- _RAW RECORDS_
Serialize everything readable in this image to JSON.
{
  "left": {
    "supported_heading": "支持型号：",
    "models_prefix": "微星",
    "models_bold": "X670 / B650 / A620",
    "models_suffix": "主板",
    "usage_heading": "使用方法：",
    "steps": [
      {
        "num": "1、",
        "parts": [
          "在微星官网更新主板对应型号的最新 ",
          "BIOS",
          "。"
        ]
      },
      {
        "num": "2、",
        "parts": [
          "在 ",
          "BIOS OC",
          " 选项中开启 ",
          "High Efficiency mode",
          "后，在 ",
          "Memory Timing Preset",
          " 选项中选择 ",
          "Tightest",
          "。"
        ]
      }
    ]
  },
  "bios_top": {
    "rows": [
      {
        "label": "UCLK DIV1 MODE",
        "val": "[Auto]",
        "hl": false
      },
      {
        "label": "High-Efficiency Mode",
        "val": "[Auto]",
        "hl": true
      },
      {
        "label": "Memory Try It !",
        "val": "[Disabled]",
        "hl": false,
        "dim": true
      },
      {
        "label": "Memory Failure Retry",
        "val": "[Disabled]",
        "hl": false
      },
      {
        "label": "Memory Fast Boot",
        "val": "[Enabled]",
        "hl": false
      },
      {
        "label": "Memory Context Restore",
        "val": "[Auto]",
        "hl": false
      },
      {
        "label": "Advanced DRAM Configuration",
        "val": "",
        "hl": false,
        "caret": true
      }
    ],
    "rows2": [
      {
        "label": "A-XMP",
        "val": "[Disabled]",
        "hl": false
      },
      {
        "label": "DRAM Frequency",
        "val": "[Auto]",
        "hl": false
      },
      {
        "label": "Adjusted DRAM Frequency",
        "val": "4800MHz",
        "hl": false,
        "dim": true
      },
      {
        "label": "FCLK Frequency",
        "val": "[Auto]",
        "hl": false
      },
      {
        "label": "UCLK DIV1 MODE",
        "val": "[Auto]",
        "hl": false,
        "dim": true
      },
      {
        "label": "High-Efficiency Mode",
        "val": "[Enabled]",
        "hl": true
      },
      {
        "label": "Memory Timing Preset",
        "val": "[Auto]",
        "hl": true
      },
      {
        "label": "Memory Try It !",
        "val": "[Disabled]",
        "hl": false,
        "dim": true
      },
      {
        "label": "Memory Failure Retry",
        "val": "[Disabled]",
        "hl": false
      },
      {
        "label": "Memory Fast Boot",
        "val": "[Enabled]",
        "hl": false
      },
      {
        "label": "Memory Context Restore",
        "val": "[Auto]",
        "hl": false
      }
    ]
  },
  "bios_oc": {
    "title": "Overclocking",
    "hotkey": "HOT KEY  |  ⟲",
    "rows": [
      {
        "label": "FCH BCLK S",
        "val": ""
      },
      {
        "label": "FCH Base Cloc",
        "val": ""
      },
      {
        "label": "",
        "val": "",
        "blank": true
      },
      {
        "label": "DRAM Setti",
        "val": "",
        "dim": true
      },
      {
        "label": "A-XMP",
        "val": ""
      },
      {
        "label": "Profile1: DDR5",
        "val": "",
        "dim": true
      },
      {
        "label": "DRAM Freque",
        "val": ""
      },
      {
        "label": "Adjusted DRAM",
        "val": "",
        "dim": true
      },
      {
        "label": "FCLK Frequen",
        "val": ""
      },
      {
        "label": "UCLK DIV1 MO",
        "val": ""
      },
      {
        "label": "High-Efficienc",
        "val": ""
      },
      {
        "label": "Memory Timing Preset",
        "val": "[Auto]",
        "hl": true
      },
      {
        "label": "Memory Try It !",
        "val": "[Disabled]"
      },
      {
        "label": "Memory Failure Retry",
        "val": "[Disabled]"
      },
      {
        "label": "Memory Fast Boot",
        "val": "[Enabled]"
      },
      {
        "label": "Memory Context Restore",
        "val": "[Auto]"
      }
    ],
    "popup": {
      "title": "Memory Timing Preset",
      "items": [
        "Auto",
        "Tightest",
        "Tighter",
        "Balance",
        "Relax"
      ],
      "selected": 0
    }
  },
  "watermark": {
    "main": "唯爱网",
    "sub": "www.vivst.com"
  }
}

- _STATED EXERCISE_
Give only a number: how many lines of the data hold the string "Preset"?

- _FULL ANSWER_
4